▸ WHAT THE TASK ASKS
Copy all lines below containing "smiling".

━━━━━ EXERCISE INPUTS

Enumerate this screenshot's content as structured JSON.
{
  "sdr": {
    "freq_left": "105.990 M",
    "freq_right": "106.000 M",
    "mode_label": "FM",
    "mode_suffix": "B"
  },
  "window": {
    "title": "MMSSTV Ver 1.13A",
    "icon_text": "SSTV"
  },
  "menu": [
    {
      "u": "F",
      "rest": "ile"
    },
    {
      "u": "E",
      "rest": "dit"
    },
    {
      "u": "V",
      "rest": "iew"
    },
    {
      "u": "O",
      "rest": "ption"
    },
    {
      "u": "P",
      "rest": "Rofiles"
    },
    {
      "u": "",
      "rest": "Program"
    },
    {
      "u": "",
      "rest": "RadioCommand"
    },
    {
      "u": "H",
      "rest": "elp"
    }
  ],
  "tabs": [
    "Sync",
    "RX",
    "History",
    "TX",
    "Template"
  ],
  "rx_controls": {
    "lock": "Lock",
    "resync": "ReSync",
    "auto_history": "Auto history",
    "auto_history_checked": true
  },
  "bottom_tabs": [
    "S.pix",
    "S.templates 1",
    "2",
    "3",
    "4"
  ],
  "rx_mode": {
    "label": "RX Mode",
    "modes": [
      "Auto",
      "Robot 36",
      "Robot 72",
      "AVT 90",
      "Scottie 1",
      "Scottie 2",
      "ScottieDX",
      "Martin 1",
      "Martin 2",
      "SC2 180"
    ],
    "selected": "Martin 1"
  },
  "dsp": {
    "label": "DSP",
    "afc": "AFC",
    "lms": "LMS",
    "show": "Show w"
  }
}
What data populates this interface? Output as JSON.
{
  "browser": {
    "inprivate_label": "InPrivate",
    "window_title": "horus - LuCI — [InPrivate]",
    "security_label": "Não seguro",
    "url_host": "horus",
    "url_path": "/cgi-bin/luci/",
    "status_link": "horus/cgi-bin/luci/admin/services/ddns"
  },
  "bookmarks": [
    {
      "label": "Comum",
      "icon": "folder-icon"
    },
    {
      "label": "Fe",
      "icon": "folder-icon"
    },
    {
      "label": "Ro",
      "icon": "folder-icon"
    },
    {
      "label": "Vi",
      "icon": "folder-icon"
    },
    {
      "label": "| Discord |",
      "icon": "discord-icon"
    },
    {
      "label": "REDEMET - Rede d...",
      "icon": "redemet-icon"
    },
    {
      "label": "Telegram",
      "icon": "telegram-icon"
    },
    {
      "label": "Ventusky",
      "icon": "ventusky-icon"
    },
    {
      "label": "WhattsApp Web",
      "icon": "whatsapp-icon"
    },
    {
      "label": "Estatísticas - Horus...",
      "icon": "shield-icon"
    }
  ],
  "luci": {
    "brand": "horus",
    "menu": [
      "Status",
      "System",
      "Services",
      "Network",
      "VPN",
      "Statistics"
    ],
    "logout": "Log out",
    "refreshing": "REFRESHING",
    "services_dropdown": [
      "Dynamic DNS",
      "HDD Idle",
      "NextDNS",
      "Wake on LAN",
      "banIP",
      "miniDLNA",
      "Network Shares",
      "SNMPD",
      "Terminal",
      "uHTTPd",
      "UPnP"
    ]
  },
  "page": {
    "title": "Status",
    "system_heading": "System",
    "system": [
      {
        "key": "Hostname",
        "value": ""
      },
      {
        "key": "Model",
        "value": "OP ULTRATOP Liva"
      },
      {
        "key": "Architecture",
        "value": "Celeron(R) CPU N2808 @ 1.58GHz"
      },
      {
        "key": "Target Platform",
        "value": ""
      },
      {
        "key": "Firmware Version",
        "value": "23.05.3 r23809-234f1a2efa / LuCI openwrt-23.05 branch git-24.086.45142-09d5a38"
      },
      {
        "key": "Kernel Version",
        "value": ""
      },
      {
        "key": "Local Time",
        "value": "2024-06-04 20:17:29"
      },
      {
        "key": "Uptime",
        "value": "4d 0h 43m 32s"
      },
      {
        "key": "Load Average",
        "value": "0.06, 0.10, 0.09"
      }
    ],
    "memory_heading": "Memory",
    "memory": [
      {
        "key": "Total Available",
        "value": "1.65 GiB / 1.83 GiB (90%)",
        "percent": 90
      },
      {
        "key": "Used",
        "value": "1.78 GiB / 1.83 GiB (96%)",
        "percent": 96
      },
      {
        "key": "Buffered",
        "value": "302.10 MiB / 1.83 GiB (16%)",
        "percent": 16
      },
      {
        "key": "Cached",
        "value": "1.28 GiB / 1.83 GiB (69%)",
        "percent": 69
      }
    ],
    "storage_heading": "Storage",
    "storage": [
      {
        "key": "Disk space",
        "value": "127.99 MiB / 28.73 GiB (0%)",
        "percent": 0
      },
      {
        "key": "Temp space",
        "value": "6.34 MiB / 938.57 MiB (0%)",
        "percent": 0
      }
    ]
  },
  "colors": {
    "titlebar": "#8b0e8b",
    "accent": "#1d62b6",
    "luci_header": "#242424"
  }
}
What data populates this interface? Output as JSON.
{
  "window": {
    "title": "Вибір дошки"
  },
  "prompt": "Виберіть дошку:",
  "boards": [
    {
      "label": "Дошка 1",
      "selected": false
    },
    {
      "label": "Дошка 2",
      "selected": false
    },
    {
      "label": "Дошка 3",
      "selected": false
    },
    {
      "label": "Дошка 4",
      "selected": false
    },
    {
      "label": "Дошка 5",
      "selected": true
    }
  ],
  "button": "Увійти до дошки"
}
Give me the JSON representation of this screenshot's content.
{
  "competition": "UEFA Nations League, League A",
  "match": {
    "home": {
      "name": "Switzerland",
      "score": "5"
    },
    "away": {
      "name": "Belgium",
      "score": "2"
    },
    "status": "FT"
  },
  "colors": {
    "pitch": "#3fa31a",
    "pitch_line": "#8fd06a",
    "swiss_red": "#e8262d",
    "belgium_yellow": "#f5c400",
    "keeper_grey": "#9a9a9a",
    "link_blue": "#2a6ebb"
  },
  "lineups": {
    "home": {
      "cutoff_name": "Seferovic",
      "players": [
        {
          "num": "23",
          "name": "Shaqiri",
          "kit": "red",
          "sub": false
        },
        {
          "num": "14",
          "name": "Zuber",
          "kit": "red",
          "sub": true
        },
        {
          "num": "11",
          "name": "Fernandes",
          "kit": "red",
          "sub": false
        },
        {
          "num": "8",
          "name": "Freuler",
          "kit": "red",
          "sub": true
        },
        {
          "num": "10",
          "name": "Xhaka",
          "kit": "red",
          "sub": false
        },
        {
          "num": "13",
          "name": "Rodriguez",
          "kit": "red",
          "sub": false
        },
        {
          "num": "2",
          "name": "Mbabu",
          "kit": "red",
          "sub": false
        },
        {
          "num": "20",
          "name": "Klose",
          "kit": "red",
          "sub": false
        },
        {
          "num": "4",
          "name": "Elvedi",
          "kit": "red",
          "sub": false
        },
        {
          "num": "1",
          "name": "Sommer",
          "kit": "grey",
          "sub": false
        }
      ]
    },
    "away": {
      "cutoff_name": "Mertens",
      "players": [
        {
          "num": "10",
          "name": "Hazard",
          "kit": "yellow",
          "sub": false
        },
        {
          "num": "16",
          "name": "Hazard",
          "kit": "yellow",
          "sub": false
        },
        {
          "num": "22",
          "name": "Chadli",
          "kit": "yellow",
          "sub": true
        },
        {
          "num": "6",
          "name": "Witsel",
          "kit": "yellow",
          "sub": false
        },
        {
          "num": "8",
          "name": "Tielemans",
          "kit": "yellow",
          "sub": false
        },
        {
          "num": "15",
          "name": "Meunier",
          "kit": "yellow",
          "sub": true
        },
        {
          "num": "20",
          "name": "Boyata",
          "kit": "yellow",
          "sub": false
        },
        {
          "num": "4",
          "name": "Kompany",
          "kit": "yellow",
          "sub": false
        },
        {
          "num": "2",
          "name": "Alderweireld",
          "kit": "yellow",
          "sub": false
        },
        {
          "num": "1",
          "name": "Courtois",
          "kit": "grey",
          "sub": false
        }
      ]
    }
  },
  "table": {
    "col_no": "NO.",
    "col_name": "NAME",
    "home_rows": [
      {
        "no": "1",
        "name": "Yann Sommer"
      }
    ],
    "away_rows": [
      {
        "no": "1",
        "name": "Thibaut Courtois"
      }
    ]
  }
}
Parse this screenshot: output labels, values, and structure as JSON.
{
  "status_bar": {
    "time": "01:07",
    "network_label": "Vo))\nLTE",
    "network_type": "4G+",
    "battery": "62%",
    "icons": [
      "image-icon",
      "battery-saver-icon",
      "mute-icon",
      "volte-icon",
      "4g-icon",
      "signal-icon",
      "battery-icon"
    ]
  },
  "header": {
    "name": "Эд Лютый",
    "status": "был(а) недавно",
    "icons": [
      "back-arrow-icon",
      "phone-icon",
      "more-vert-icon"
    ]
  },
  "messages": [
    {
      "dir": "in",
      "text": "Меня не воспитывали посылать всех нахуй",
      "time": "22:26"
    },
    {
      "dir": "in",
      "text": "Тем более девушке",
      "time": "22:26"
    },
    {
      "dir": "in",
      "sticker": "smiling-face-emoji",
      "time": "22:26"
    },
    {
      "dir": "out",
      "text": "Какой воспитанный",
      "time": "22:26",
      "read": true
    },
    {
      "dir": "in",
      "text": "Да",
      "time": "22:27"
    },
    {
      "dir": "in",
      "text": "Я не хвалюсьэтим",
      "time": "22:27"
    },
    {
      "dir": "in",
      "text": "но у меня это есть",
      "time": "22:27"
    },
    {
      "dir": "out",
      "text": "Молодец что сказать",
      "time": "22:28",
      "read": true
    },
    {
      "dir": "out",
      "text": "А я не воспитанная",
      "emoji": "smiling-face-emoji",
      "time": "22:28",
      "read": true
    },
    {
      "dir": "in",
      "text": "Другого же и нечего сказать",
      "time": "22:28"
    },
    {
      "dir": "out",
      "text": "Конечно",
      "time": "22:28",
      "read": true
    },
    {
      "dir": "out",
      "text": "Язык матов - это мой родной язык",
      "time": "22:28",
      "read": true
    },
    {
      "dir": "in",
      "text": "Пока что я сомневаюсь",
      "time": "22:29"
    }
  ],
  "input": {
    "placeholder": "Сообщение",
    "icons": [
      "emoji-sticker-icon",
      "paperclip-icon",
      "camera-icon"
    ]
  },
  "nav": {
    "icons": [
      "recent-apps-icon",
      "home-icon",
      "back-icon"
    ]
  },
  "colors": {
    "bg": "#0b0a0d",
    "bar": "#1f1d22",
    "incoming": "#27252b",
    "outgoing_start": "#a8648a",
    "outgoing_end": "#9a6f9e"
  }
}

━━━━━━━━━━

▸ RESPONSE FOR THIS EXERCISE
      "sticker": "smiling-face-emoji",
      "emoji": "smiling-face-emoji",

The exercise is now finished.